Return a copy of each line that holds the string "Falsificaciones".

#####

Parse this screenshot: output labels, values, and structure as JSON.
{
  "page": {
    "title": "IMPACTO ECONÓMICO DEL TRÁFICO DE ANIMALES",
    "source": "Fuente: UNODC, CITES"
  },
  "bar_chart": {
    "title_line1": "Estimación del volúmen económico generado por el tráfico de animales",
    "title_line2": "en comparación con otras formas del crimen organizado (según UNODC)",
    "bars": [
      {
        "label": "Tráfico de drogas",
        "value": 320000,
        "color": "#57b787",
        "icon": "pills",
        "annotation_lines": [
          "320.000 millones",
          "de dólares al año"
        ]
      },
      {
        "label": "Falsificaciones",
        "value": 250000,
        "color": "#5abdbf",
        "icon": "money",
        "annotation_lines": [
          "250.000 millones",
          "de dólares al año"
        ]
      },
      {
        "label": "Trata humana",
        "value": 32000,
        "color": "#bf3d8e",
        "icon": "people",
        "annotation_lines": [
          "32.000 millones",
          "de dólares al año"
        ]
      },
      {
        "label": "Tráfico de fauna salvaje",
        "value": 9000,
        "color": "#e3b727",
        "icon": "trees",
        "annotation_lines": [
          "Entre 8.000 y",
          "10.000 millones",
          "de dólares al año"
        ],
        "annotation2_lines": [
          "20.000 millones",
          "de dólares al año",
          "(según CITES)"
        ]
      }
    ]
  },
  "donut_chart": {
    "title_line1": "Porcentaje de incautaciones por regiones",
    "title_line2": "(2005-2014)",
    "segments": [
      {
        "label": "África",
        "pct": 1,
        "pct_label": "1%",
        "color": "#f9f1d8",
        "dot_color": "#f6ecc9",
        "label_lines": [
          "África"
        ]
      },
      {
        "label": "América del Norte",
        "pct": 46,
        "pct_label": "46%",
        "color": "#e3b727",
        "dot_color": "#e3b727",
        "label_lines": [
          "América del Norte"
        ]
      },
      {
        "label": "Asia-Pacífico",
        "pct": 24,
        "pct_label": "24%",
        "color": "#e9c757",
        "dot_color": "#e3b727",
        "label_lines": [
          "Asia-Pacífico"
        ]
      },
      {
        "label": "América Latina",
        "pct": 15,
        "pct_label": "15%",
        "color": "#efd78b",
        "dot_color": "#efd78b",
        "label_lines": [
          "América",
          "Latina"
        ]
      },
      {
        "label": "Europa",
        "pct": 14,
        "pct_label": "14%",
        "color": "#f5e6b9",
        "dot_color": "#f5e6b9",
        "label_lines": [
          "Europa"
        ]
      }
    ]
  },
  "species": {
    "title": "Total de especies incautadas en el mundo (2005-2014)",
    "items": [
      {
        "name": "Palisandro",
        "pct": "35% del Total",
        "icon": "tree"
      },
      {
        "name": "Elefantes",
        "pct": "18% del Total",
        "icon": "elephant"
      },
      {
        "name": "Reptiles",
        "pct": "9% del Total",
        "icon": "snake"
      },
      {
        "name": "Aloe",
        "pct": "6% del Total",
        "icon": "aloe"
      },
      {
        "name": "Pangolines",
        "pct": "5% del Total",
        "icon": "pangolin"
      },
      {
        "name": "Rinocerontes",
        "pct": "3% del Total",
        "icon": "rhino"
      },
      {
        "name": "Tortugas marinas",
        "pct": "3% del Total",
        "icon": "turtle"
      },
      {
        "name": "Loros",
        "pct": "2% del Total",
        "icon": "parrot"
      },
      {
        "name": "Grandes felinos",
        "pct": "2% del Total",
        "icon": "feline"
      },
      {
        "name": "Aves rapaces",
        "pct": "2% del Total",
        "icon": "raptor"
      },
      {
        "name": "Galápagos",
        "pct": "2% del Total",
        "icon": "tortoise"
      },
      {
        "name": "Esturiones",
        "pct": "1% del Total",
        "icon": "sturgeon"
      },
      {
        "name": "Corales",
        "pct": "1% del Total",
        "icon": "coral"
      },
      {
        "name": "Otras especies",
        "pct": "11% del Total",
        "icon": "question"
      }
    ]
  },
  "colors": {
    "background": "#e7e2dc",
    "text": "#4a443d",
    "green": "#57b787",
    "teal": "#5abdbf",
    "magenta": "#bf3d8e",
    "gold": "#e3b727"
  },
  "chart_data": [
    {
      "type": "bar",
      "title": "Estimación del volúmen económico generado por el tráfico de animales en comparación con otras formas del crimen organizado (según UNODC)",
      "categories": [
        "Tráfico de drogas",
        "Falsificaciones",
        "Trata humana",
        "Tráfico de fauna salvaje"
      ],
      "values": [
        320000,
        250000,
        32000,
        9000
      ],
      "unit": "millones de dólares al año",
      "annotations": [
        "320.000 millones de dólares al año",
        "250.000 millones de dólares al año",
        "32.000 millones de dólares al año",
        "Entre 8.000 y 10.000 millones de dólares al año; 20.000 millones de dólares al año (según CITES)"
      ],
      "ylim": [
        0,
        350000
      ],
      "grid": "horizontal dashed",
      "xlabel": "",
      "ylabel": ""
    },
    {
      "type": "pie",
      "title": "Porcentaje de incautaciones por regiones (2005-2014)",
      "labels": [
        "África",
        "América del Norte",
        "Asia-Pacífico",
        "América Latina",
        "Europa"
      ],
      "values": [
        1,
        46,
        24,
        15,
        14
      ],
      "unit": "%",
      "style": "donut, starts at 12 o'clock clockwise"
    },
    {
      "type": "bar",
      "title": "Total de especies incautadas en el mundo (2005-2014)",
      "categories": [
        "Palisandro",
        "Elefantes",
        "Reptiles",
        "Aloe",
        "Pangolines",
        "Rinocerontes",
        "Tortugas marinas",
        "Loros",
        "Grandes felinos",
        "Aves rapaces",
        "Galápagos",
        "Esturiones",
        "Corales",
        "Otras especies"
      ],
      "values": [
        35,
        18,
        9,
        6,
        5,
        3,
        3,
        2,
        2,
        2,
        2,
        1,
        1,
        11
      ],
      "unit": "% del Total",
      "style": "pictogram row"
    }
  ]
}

#####

__EXERCISE RESPONSE__.
        "label": "Falsificaciones",
        "Falsificaciones",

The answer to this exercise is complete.